- _What you need to do_:
Print the entries below in their entirety, exactly as they are written.

- _Records for processing_:
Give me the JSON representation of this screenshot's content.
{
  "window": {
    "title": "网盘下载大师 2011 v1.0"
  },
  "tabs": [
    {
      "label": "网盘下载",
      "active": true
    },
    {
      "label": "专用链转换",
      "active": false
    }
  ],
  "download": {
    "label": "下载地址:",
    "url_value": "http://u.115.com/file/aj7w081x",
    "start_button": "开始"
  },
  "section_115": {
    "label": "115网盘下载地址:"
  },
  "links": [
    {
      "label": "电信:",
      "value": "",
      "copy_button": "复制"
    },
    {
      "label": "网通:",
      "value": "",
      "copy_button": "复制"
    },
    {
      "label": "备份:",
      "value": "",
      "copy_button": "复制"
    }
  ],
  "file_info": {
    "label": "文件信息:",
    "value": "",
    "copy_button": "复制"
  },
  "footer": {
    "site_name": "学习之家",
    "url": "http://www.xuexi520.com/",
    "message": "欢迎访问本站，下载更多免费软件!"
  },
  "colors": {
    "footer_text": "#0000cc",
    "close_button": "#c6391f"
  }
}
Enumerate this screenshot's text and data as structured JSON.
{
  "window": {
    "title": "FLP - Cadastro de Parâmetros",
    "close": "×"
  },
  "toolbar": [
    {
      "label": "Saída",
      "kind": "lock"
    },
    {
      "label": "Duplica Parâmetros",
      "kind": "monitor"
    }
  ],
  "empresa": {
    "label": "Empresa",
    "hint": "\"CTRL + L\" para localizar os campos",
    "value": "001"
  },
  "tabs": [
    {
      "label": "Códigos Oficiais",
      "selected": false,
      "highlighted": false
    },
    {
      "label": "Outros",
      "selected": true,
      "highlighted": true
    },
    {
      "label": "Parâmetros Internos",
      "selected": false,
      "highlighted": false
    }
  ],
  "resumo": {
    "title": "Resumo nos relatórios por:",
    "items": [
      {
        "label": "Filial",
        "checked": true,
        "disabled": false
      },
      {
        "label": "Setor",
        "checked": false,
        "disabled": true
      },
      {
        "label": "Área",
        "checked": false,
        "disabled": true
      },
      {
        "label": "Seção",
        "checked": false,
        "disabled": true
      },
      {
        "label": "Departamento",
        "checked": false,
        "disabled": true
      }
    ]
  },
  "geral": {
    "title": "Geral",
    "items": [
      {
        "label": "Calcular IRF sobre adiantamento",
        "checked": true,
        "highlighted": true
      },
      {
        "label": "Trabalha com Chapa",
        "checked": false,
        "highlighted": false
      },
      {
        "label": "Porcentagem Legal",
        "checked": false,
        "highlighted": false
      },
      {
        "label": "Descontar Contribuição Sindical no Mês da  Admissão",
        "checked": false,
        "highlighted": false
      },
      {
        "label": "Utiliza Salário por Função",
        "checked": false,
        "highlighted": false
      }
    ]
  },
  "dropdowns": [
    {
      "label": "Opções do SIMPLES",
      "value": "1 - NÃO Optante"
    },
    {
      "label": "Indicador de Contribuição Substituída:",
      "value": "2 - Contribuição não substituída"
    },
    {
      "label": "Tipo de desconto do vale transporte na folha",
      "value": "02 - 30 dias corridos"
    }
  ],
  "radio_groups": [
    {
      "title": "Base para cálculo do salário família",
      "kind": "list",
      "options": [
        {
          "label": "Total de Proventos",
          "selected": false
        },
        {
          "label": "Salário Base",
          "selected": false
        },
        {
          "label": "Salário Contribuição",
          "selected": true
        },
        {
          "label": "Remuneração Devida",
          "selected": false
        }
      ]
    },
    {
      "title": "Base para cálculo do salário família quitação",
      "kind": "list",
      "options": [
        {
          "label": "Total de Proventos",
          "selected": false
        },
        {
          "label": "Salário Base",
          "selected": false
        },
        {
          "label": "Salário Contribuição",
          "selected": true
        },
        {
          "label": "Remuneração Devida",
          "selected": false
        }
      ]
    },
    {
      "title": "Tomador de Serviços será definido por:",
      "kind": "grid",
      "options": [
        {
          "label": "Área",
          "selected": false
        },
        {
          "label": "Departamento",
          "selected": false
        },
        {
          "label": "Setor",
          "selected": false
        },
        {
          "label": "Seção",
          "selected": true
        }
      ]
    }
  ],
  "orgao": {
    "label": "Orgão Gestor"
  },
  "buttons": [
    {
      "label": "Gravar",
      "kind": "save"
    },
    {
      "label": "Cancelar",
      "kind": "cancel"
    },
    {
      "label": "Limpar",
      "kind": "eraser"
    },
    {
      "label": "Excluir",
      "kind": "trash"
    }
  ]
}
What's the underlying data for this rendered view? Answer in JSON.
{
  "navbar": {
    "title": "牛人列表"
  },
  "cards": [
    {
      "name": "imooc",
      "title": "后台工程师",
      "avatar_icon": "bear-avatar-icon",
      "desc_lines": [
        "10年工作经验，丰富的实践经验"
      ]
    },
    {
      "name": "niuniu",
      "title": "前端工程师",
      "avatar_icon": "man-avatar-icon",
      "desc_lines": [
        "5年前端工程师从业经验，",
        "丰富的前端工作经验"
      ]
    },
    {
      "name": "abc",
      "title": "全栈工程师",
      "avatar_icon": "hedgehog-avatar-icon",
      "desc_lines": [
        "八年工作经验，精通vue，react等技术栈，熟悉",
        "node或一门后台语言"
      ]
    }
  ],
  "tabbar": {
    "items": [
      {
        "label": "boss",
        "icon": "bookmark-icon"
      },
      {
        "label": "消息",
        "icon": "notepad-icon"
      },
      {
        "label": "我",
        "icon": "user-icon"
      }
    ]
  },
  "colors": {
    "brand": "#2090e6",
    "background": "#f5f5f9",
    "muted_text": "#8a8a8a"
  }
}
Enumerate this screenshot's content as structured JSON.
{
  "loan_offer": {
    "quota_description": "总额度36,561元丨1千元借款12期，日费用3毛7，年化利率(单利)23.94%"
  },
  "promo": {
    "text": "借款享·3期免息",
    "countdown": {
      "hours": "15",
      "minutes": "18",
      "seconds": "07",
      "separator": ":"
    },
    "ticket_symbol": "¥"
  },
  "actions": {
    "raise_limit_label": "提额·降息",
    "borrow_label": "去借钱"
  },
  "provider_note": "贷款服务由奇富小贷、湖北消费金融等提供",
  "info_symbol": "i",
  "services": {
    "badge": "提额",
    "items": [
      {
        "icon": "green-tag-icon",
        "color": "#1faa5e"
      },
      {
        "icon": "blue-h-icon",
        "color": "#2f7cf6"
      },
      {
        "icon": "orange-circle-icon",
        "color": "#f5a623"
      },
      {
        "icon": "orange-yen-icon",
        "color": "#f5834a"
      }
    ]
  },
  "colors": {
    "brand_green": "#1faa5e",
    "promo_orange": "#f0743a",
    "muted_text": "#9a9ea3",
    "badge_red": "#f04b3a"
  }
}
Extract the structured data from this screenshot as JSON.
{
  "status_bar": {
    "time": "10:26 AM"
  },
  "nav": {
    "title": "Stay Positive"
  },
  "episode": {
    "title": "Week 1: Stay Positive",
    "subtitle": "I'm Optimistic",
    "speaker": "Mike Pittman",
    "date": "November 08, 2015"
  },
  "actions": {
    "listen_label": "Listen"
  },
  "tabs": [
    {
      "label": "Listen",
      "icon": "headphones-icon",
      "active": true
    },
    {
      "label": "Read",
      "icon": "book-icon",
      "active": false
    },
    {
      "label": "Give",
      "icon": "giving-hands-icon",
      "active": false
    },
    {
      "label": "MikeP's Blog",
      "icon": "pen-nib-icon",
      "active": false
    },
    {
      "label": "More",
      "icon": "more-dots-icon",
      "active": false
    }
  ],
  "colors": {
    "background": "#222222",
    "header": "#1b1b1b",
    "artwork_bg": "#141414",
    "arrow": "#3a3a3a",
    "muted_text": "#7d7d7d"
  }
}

- _Task response_:
Give me the JSON representation of this screenshot's content.
{
  "window": {
    "title": "网盘下载大师 2011 v1.0"
  },
  "tabs": [
    {
      "label": "网盘下载",
      "active": true
    },
    {
      "label": "专用链转换",
      "active": false
    }
  ],
  "download": {
    "label": "下载地址:",
    "url_value": "http://u.115.com/file/aj7w081x",
    "start_button": "开始"
  },
  "section_115": {
    "label": "115网盘下载地址:"
  },
  "links": [
    {
      "label": "电信:",
      "value": "",
      "copy_button": "复制"
    },
    {
      "label": "网通:",
      "value": "",
      "copy_button": "复制"
    },
    {
      "label": "备份:",
      "value": "",
      "copy_button": "复制"
    }
  ],
  "file_info": {
    "label": "文件信息:",
    "value": "",
    "copy_button": "复制"
  },
  "footer": {
    "site_name": "学习之家",
    "url": "http://www.xuexi520.com/",
    "message": "欢迎访问本站，下载更多免费软件!"
  },
  "colors": {
    "footer_text": "#0000cc",
    "close_button": "#c6391f"
  }
}
Enumerate this screenshot's text and data as structured JSON.
{
  "window": {
    "title": "FLP - Cadastro de Parâmetros",
    "close": "×"
  },
  "toolbar": [
    {
      "label": "Saída",
      "kind": "lock"
    },
    {
      "label": "Duplica Parâmetros",
      "kind": "monitor"
    }
  ],
  "empresa": {
    "label": "Empresa",
    "hint": "\"CTRL + L\" para localizar os campos",
    "value": "001"
  },
  "tabs": [
    {
      "label": "Códigos Oficiais",
      "selected": false,
      "highlighted": false
    },
    {
      "label": "Outros",
      "selected": true,
      "highlighted": true
    },
    {
      "label": "Parâmetros Internos",
      "selected": false,
      "highlighted": false
    }
  ],
  "resumo": {
    "title": "Resumo nos relatórios por:",
    "items": [
      {
        "label": "Filial",
        "checked": true,
        "disabled": false
      },
      {
        "label": "Setor",
        "checked": false,
        "disabled": true
      },
      {
        "label": "Área",
        "checked": false,
        "disabled": true
      },
      {
        "label": "Seção",
        "checked": false,
        "disabled": true
      },
      {
        "label": "Departamento",
        "checked": false,
        "disabled": true
      }
    ]
  },
  "geral": {
    "title": "Geral",
    "items": [
      {
        "label": "Calcular IRF sobre adiantamento",
        "checked": true,
        "highlighted": true
      },
      {
        "label": "Trabalha com Chapa",
        "checked": false,
        "highlighted": false
      },
      {
        "label": "Porcentagem Legal",
        "checked": false,
        "highlighted": false
      },
      {
        "label": "Descontar Contribuição Sindical no Mês da  Admissão",
        "checked": false,
        "highlighted": false
      },
      {
        "label": "Utiliza Salário por Função",
        "checked": false,
        "highlighted": false
      }
    ]
  },
  "dropdowns": [
    {
      "label": "Opções do SIMPLES",
      "value": "1 - NÃO Optante"
    },
    {
      "label": "Indicador de Contribuição Substituída:",
      "value": "2 - Contribuição não substituída"
    },
    {
      "label": "Tipo de desconto do vale transporte na folha",
      "value": "02 - 30 dias corridos"
    }
  ],
  "radio_groups": [
    {
      "title": "Base para cálculo do salário família",
      "kind": "list",
      "options": [
        {
          "label": "Total de Proventos",
          "selected": false
        },
        {
          "label": "Salário Base",
          "selected": false
        },
        {
          "label": "Salário Contribuição",
          "selected": true
        },
        {
          "label": "Remuneração Devida",
          "selected": false
        }
      ]
    },
    {
      "title": "Base para cálculo do salário família quitação",
      "kind": "list",
      "options": [
        {
          "label": "Total de Proventos",
          "selected": false
        },
        {
          "label": "Salário Base",
          "selected": false
        },
        {
          "label": "Salário Contribuição",
          "selected": true
        },
        {
          "label": "Remuneração Devida",
          "selected": false
        }
      ]
    },
    {
      "title": "Tomador de Serviços será definido por:",
      "kind": "grid",
      "options": [
        {
          "label": "Área",
          "selected": false
        },
        {
          "label": "Departamento",
          "selected": false
        },
        {
          "label": "Setor",
          "selected": false
        },
        {
          "label": "Seção",
          "selected": true
        }
      ]
    }
  ],
  "orgao": {
    "label": "Orgão Gestor"
  },
  "buttons": [
    {
      "label": "Gravar",
      "kind": "save"
    },
    {
      "label": "Cancelar",
      "kind": "cancel"
    },
    {
      "label": "Limpar",
      "kind": "eraser"
    },
    {
      "label": "Excluir",
      "kind": "trash"
    }
  ]
}
What's the underlying data for this rendered view? Answer in JSON.
{
  "navbar": {
    "title": "牛人列表"
  },
  "cards": [
    {
      "name": "imooc",
      "title": "后台工程师",
      "avatar_icon": "bear-avatar-icon",
      "desc_lines": [
        "10年工作经验，丰富的实践经验"
      ]
    },
    {
      "name": "niuniu",
      "title": "前端工程师",
      "avatar_icon": "man-avatar-icon",
      "desc_lines": [
        "5年前端工程师从业经验，",
        "丰富的前端工作经验"
      ]
    },
    {
      "name": "abc",
      "title": "全栈工程师",
      "avatar_icon": "hedgehog-avatar-icon",
      "desc_lines": [
        "八年工作经验，精通vue，react等技术栈，熟悉",
        "node或一门后台语言"
      ]
    }
  ],
  "tabbar": {
    "items": [
      {
        "label": "boss",
        "icon": "bookmark-icon"
      },
      {
        "label": "消息",
        "icon": "notepad-icon"
      },
      {
        "label": "我",
        "icon": "user-icon"
      }
    ]
  },
  "colors": {
    "brand": "#2090e6",
    "background": "#f5f5f9",
    "muted_text": "#8a8a8a"
  }
}
Enumerate this screenshot's content as structured JSON.
{
  "loan_offer": {
    "quota_description": "总额度36,561元丨1千元借款12期，日费用3毛7，年化利率(单利)23.94%"
  },
  "promo": {
    "text": "借款享·3期免息",
    "countdown": {
      "hours": "15",
      "minutes": "18",
      "seconds": "07",
      "separator": ":"
    },
    "ticket_symbol": "¥"
  },
  "actions": {
    "raise_limit_label": "提额·降息",
    "borrow_label": "去借钱"
  },
  "provider_note": "贷款服务由奇富小贷、湖北消费金融等提供",
  "info_symbol": "i",
  "services": {
    "badge": "提额",
    "items": [
      {
        "icon": "green-tag-icon",
        "color": "#1faa5e"
      },
      {
        "icon": "blue-h-icon",
        "color": "#2f7cf6"
      },
      {
        "icon": "orange-circle-icon",
        "color": "#f5a623"
      },
      {
        "icon": "orange-yen-icon",
        "color": "#f5834a"
      }
    ]
  },
  "colors": {
    "brand_green": "#1faa5e",
    "promo_orange": "#f0743a",
    "muted_text": "#9a9ea3",
    "badge_red": "#f04b3a"
  }
}
Extract the structured data from this screenshot as JSON.
{
  "status_bar": {
    "time": "10:26 AM"
  },
  "nav": {
    "title": "Stay Positive"
  },
  "episode": {
    "title": "Week 1: Stay Positive",
    "subtitle": "I'm Optimistic",
    "speaker": "Mike Pittman",
    "date": "November 08, 2015"
  },
  "actions": {
    "listen_label": "Listen"
  },
  "tabs": [
    {
      "label": "Listen",
      "icon": "headphones-icon",
      "active": true
    },
    {
      "label": "Read",
      "icon": "book-icon",
      "active": false
    },
    {
      "label": "Give",
      "icon": "giving-hands-icon",
      "active": false
    },
    {
      "label": "MikeP's Blog",
      "icon": "pen-nib-icon",
      "active": false
    },
    {
      "label": "More",
      "icon": "more-dots-icon",
      "active": false
    }
  ],
  "colors": {
    "background": "#222222",
    "header": "#1b1b1b",
    "artwork_bg": "#141414",
    "arrow": "#3a3a3a",
    "muted_text": "#7d7d7d"
  }
}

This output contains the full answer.